- WHAT YOU ARE ASKED TO DO
Copy all lines that contain the word "只有脚本被附加到相机并被启用时才会调用这个函数".

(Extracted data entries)
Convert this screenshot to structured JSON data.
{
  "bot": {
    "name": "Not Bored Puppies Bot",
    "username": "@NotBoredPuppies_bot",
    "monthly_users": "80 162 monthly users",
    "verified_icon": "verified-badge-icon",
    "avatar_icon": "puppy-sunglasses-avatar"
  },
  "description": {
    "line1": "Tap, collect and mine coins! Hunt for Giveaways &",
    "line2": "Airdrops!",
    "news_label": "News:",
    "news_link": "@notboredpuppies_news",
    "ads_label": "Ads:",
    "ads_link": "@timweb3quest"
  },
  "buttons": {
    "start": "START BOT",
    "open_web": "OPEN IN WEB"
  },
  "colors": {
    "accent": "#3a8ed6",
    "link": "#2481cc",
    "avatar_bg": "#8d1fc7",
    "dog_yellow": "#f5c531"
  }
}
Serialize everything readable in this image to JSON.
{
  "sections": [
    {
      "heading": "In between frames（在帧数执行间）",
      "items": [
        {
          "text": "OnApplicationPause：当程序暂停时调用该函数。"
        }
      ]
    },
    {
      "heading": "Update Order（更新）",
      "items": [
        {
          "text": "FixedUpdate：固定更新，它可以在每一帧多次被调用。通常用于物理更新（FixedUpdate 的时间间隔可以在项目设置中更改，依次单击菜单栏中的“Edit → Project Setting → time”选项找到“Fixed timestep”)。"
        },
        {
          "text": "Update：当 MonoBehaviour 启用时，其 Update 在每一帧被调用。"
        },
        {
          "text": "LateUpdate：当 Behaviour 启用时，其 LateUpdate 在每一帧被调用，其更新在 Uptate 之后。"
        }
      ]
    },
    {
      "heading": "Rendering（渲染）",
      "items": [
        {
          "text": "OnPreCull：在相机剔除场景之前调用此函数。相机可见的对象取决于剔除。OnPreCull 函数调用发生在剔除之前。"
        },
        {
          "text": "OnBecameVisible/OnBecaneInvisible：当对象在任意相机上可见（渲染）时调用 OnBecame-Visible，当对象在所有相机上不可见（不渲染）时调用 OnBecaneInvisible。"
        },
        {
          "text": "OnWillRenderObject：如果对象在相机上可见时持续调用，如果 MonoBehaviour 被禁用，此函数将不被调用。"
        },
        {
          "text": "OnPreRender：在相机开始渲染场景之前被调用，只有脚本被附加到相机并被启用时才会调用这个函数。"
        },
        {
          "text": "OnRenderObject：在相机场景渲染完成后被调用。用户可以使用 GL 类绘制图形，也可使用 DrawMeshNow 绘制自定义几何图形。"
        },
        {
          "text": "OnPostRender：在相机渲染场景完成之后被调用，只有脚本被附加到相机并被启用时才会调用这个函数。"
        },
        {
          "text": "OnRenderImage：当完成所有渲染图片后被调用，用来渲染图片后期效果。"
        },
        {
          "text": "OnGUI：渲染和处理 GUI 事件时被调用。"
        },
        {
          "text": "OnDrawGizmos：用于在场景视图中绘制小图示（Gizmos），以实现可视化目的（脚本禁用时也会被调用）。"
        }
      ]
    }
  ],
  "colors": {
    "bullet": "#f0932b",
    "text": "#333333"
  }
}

- WORKED SOLUTION
          "text": "OnPreRender：在相机开始渲染场景之前被调用，只有脚本被附加到相机并被启用时才会调用这个函数。"
          "text": "OnPostRender：在相机渲染场景完成之后被调用，只有脚本被附加到相机并被启用时才会调用这个函数。"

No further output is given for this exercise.